### SET EXERCISE
The data below should be printed in full, exactly, and without any of its images.

### EXTRACTED DATA

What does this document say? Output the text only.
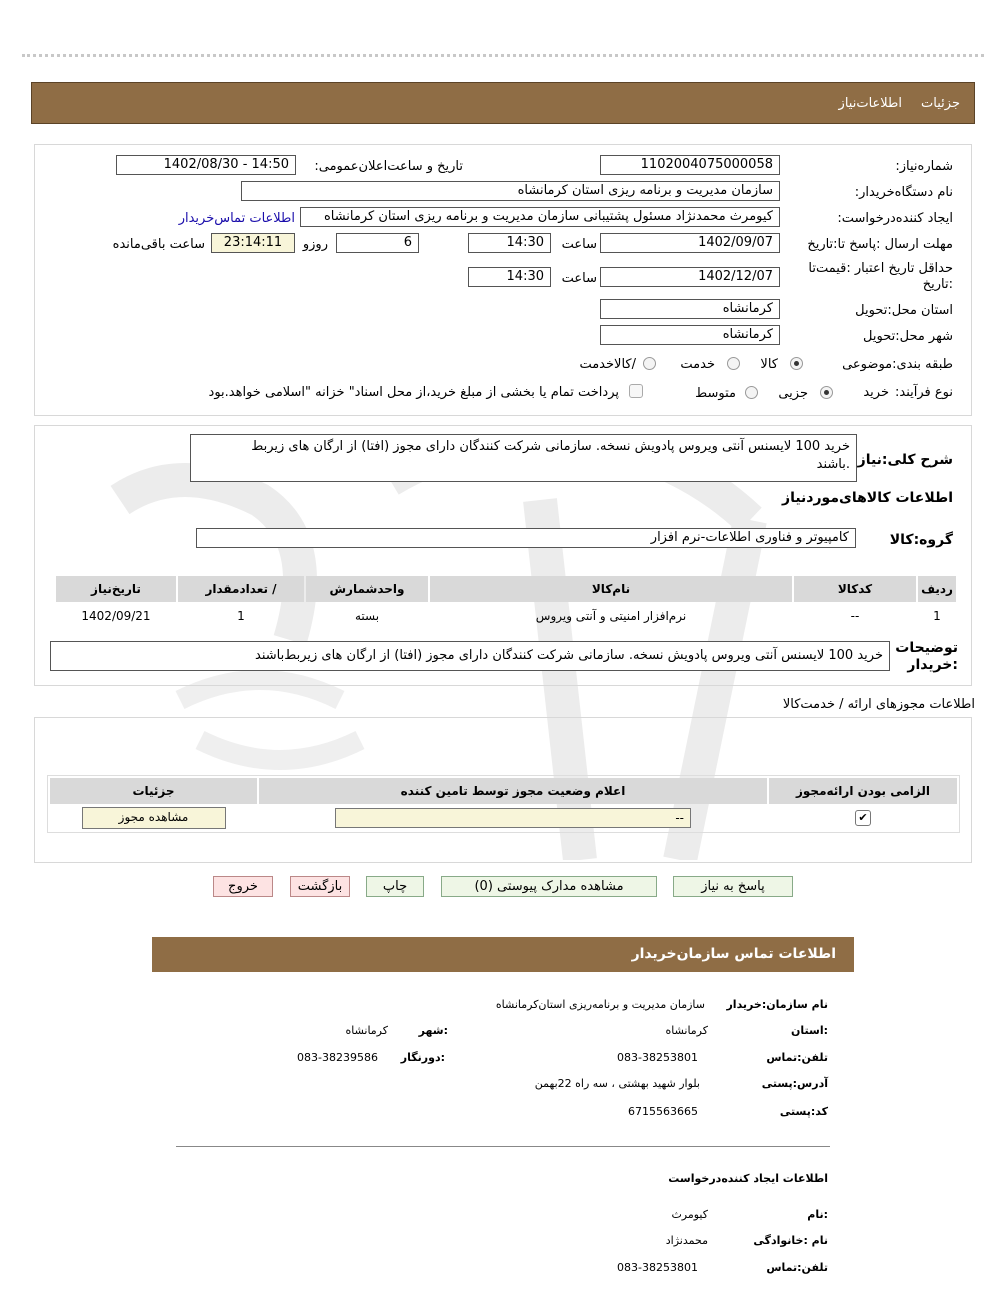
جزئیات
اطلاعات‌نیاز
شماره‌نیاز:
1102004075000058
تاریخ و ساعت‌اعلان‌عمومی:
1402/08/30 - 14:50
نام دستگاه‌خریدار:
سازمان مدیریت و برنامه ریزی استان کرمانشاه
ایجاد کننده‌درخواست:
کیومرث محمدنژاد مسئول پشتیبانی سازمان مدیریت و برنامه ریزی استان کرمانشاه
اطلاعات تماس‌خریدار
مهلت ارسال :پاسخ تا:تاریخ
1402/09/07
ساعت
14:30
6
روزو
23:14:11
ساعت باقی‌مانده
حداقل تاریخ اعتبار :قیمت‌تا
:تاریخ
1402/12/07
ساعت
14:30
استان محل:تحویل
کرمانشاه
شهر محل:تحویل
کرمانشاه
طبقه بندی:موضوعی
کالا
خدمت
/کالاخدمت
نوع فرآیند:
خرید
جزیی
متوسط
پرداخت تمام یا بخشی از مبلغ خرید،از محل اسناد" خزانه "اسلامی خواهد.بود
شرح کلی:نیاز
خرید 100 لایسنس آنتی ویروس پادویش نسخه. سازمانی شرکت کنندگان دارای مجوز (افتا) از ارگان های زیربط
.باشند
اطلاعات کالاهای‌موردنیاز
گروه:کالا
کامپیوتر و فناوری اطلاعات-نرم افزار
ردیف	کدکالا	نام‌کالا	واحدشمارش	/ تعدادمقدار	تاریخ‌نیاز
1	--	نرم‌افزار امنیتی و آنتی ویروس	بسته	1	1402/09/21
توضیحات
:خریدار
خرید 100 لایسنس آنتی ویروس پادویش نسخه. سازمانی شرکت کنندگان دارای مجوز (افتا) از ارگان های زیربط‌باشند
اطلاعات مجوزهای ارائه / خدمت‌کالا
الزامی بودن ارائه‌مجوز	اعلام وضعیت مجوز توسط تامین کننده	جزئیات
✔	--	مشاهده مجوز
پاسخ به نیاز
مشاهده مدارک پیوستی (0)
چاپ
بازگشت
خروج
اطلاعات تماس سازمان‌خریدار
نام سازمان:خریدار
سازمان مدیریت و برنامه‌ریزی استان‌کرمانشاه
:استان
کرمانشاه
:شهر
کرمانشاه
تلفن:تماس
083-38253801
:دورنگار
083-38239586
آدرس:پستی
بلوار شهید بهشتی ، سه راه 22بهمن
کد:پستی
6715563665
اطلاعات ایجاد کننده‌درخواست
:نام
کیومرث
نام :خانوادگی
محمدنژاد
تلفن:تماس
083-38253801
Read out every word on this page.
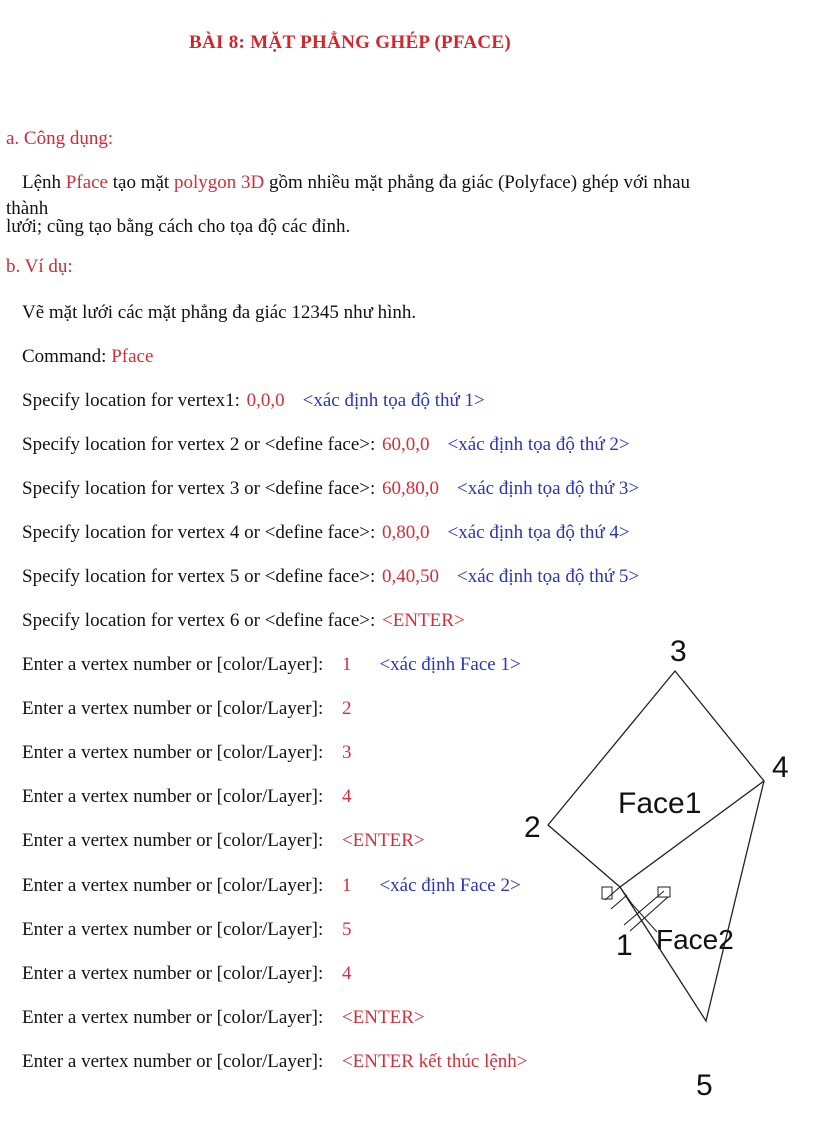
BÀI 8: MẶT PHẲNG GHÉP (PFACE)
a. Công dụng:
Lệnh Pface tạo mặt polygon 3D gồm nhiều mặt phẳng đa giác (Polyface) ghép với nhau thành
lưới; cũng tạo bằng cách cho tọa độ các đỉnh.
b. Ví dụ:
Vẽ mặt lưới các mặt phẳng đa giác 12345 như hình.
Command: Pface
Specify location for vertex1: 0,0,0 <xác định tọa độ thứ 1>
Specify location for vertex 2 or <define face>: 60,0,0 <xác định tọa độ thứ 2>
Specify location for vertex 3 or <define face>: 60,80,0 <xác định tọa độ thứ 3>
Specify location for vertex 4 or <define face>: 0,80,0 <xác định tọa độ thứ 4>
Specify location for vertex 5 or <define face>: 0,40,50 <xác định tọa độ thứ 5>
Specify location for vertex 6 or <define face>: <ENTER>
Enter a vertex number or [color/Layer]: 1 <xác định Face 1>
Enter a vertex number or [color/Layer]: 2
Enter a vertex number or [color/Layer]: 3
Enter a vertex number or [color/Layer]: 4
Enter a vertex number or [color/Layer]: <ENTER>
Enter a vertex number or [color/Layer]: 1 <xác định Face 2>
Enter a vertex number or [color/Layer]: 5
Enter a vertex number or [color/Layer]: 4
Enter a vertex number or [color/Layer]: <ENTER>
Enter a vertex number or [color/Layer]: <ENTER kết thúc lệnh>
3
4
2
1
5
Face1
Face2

### ANSWER
What does this document say? Output the text only.
جزئیات
اطلاعات‌نیاز
شماره‌نیاز:
1102004075000058
تاریخ و ساعت‌اعلان‌عمومی:
1402/08/30 - 14:50
نام دستگاه‌خریدار:
سازمان مدیریت و برنامه ریزی استان کرمانشاه
ایجاد کننده‌درخواست:
کیومرث محمدنژاد مسئول پشتیبانی سازمان مدیریت و برنامه ریزی استان کرمانشاه
اطلاعات تماس‌خریدار
مهلت ارسال :پاسخ تا:تاریخ
1402/09/07
ساعت
14:30
6
روزو
23:14:11
ساعت باقی‌مانده
حداقل تاریخ اعتبار :قیمت‌تا
:تاریخ
1402/12/07
ساعت
14:30
استان محل:تحویل
کرمانشاه
شهر محل:تحویل
کرمانشاه
طبقه بندی:موضوعی
کالا
خدمت
/کالاخدمت
نوع فرآیند:
خرید
جزیی
متوسط
پرداخت تمام یا بخشی از مبلغ خرید،از محل اسناد" خزانه "اسلامی خواهد.بود
شرح کلی:نیاز
خرید 100 لایسنس آنتی ویروس پادویش نسخه. سازمانی شرکت کنندگان دارای مجوز (افتا) از ارگان های زیربط
.باشند
اطلاعات کالاهای‌موردنیاز
گروه:کالا
کامپیوتر و فناوری اطلاعات-نرم افزار
ردیف	کدکالا	نام‌کالا	واحدشمارش	/ تعدادمقدار	تاریخ‌نیاز
1	--	نرم‌افزار امنیتی و آنتی ویروس	بسته	1	1402/09/21
توضیحات
:خریدار
خرید 100 لایسنس آنتی ویروس پادویش نسخه. سازمانی شرکت کنندگان دارای مجوز (افتا) از ارگان های زیربط‌باشند
اطلاعات مجوزهای ارائه / خدمت‌کالا
الزامی بودن ارائه‌مجوز	اعلام وضعیت مجوز توسط تامین کننده	جزئیات
✔	--	مشاهده مجوز
پاسخ به نیاز
مشاهده مدارک پیوستی (0)
چاپ
بازگشت
خروج
اطلاعات تماس سازمان‌خریدار
نام سازمان:خریدار
سازمان مدیریت و برنامه‌ریزی استان‌کرمانشاه
:استان
کرمانشاه
:شهر
کرمانشاه
تلفن:تماس
083-38253801
:دورنگار
083-38239586
آدرس:پستی
بلوار شهید بهشتی ، سه راه 22بهمن
کد:پستی
6715563665
اطلاعات ایجاد کننده‌درخواست
:نام
کیومرث
نام :خانوادگی
محمدنژاد
تلفن:تماس
083-38253801
Read out every word on this page.
BÀI 8: MẶT PHẲNG GHÉP (PFACE)
a. Công dụng:
Lệnh Pface tạo mặt polygon 3D gồm nhiều mặt phẳng đa giác (Polyface) ghép với nhau thành
lưới; cũng tạo bằng cách cho tọa độ các đỉnh.
b. Ví dụ:
Vẽ mặt lưới các mặt phẳng đa giác 12345 như hình.
Command: Pface
Specify location for vertex1: 0,0,0 <xác định tọa độ thứ 1>
Specify location for vertex 2 or <define face>: 60,0,0 <xác định tọa độ thứ 2>
Specify location for vertex 3 or <define face>: 60,80,0 <xác định tọa độ thứ 3>
Specify location for vertex 4 or <define face>: 0,80,0 <xác định tọa độ thứ 4>
Specify location for vertex 5 or <define face>: 0,40,50 <xác định tọa độ thứ 5>
Specify location for vertex 6 or <define face>: <ENTER>
Enter a vertex number or [color/Layer]: 1 <xác định Face 1>
Enter a vertex number or [color/Layer]: 2
Enter a vertex number or [color/Layer]: 3
Enter a vertex number or [color/Layer]: 4
Enter a vertex number or [color/Layer]: <ENTER>
Enter a vertex number or [color/Layer]: 1 <xác định Face 2>
Enter a vertex number or [color/Layer]: 5
Enter a vertex number or [color/Layer]: 4
Enter a vertex number or [color/Layer]: <ENTER>
Enter a vertex number or [color/Layer]: <ENTER kết thúc lệnh>
3
4
2
1
5
Face1
Face2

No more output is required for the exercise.